(Saved entries)
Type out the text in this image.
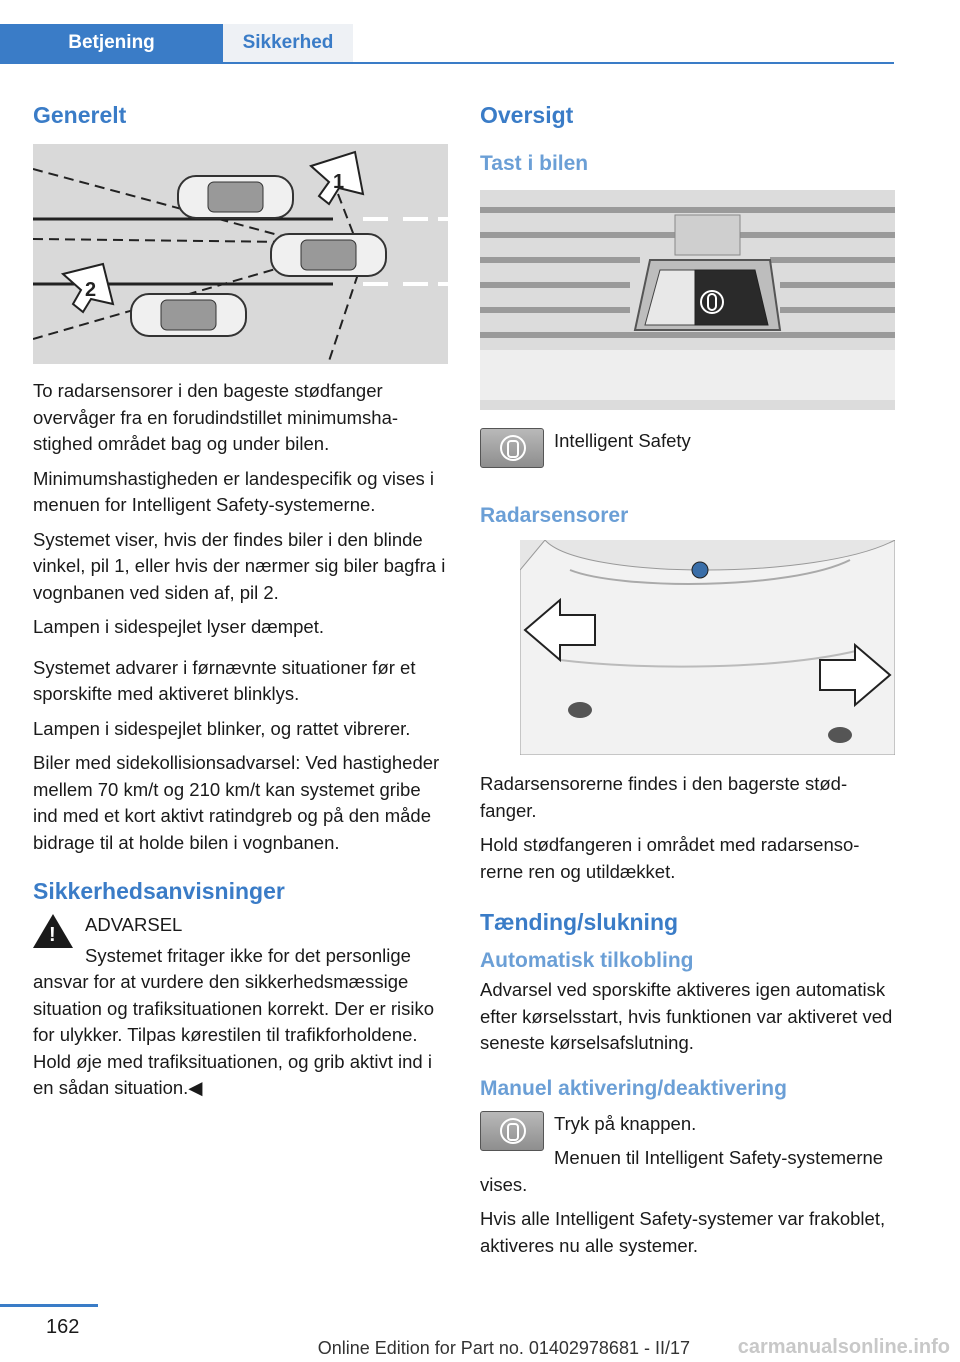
Betjening	Sikkerhed
Generelt
1
2

To radarsensorer i den bageste stødfanger overvåger fra en forudindstillet minimumshastighed området bag og under bilen.

Minimumshastigheden er landespecifik og vises i menuen for Intelligent Safety-systemerne.

Systemet viser, hvis der findes biler i den blinde vinkel, pil 1, eller hvis der nærmer sig biler bagfra i vognbanen ved siden af, pil 2.

Lampen i sidespejlet lyser dæmpet.

Systemet advarer i førnævnte situationer før et sporskifte med aktiveret blinklys.

Lampen i sidespejlet blinker, og rattet vibrerer.

Biler med sidekollisionsadvarsel: Ved hastigheder mellem 70 km/t og 210 km/t kan systemet gribe ind med et kort aktivt ratindgreb og på den måde bidrage til at holde bilen i vognbanen.

Sikkerhedsanvisninger
! ADVARSEL

Systemet fritager ikke for det personlige ansvar for at vurdere den sikkerhedsmæssige situation og trafiksituationen korrekt. Der er risiko for ulykker. Tilpas kørestilen til trafikforholdene. Hold øje med trafiksituationen, og grib aktivt ind i en sådan situation.◀

Oversigt
Tast i bilen

Intelligent Safety

Radarsensorer

Radarsensorerne findes i den bagerste stødfanger.

Hold stødfangeren i området med radarsensorerne ren og utildækket.

Tænding/slukning
Automatisk tilkobling

Advarsel ved sporskifte aktiveres igen automatisk efter kørselsstart, hvis funktionen var aktiveret ved seneste kørselsafslutning.

Manuel aktivering/deaktivering

Tryk på knappen.

Menuen til Intelligent Safety-systemerne vises.

Hvis alle Intelligent Safety-systemer var frakoblet, aktiveres nu alle systemer.

162
Online Edition for Part no. 01402978681 - II/17 carmanualsonline.info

*Problem*: Every record must be copied exactly, with images dropped from the result.

*Solution to this task*:
Type out the text in this image.
Betjening	Sikkerhed
Generelt
1
2

To radarsensorer i den bageste stødfanger overvåger fra en forudindstillet minimumshastighed området bag og under bilen.

Minimumshastigheden er landespecifik og vises i menuen for Intelligent Safety-systemerne.

Systemet viser, hvis der findes biler i den blinde vinkel, pil 1, eller hvis der nærmer sig biler bagfra i vognbanen ved siden af, pil 2.

Lampen i sidespejlet lyser dæmpet.

Systemet advarer i førnævnte situationer før et sporskifte med aktiveret blinklys.

Lampen i sidespejlet blinker, og rattet vibrerer.

Biler med sidekollisionsadvarsel: Ved hastigheder mellem 70 km/t og 210 km/t kan systemet gribe ind med et kort aktivt ratindgreb og på den måde bidrage til at holde bilen i vognbanen.

Sikkerhedsanvisninger
! ADVARSEL

Systemet fritager ikke for det personlige ansvar for at vurdere den sikkerhedsmæssige situation og trafiksituationen korrekt. Der er risiko for ulykker. Tilpas kørestilen til trafikforholdene. Hold øje med trafiksituationen, og grib aktivt ind i en sådan situation.◀

Oversigt
Tast i bilen

Intelligent Safety

Radarsensorer

Radarsensorerne findes i den bagerste stødfanger.

Hold stødfangeren i området med radarsensorerne ren og utildækket.

Tænding/slukning
Automatisk tilkobling

Advarsel ved sporskifte aktiveres igen automatisk efter kørselsstart, hvis funktionen var aktiveret ved seneste kørselsafslutning.

Manuel aktivering/deaktivering

Tryk på knappen.

Menuen til Intelligent Safety-systemerne vises.

Hvis alle Intelligent Safety-systemer var frakoblet, aktiveres nu alle systemer.

162
Online Edition for Part no. 01402978681 - II/17 carmanualsonline.info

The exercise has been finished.